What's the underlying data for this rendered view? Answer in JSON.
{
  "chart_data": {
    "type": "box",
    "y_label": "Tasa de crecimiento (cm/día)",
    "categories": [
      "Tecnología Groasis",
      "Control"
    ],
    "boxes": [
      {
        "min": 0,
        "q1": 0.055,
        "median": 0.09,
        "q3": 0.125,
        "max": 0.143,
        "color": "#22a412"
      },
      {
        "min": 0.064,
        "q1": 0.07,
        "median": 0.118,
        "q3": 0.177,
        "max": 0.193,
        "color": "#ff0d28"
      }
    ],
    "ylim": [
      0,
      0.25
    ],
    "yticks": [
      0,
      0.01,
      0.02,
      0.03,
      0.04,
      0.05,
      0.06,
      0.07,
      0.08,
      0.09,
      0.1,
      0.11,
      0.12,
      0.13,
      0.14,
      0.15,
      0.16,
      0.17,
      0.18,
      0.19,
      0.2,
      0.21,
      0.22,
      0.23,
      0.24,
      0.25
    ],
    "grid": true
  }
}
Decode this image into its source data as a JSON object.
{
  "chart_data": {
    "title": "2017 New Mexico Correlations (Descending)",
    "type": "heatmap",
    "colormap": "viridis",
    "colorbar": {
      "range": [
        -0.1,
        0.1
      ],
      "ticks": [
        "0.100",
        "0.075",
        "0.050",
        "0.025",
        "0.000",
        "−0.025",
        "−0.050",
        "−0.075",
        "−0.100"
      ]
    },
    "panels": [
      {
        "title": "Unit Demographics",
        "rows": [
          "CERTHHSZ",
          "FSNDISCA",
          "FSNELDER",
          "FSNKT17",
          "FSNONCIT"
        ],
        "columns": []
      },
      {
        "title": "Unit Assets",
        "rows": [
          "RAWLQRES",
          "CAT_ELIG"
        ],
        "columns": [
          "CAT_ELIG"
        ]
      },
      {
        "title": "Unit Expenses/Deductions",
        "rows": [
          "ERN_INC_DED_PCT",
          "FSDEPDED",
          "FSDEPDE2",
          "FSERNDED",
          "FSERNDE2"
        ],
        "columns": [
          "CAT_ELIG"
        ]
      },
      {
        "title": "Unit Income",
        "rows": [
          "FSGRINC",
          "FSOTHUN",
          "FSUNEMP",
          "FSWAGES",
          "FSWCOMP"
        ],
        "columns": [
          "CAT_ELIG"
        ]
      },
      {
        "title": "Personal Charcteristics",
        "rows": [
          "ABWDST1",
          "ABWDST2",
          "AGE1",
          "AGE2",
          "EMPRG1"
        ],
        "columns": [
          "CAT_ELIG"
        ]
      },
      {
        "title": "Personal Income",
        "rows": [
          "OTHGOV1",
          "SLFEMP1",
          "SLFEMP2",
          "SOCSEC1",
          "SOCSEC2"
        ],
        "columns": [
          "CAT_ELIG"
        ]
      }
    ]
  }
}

:::::

WRITTEN INSTRUCTION:
Look above for the line that holds "Decode this image", then copy it and each line after it exactly, through the last line of the data.

CORRECT OUTPUT:
Decode this image into its source data as a JSON object.
{
  "chart_data": {
    "title": "2017 New Mexico Correlations (Descending)",
    "type": "heatmap",
    "colormap": "viridis",
    "colorbar": {
      "range": [
        -0.1,
        0.1
      ],
      "ticks": [
        "0.100",
        "0.075",
        "0.050",
        "0.025",
        "0.000",
        "−0.025",
        "−0.050",
        "−0.075",
        "−0.100"
      ]
    },
    "panels": [
      {
        "title": "Unit Demographics",
        "rows": [
          "CERTHHSZ",
          "FSNDISCA",
          "FSNELDER",
          "FSNKT17",
          "FSNONCIT"
        ],
        "columns": []
      },
      {
        "title": "Unit Assets",
        "rows": [
          "RAWLQRES",
          "CAT_ELIG"
        ],
        "columns": [
          "CAT_ELIG"
        ]
      },
      {
        "title": "Unit Expenses/Deductions",
        "rows": [
          "ERN_INC_DED_PCT",
          "FSDEPDED",
          "FSDEPDE2",
          "FSERNDED",
          "FSERNDE2"
        ],
        "columns": [
          "CAT_ELIG"
        ]
      },
      {
        "title": "Unit Income",
        "rows": [
          "FSGRINC",
          "FSOTHUN",
          "FSUNEMP",
          "FSWAGES",
          "FSWCOMP"
        ],
        "columns": [
          "CAT_ELIG"
        ]
      },
      {
        "title": "Personal Charcteristics",
        "rows": [
          "ABWDST1",
          "ABWDST2",
          "AGE1",
          "AGE2",
          "EMPRG1"
        ],
        "columns": [
          "CAT_ELIG"
        ]
      },
      {
        "title": "Personal Income",
        "rows": [
          "OTHGOV1",
          "SLFEMP1",
          "SLFEMP2",
          "SOCSEC1",
          "SOCSEC2"
        ],
        "columns": [
          "CAT_ELIG"
        ]
      }
    ]
  }
}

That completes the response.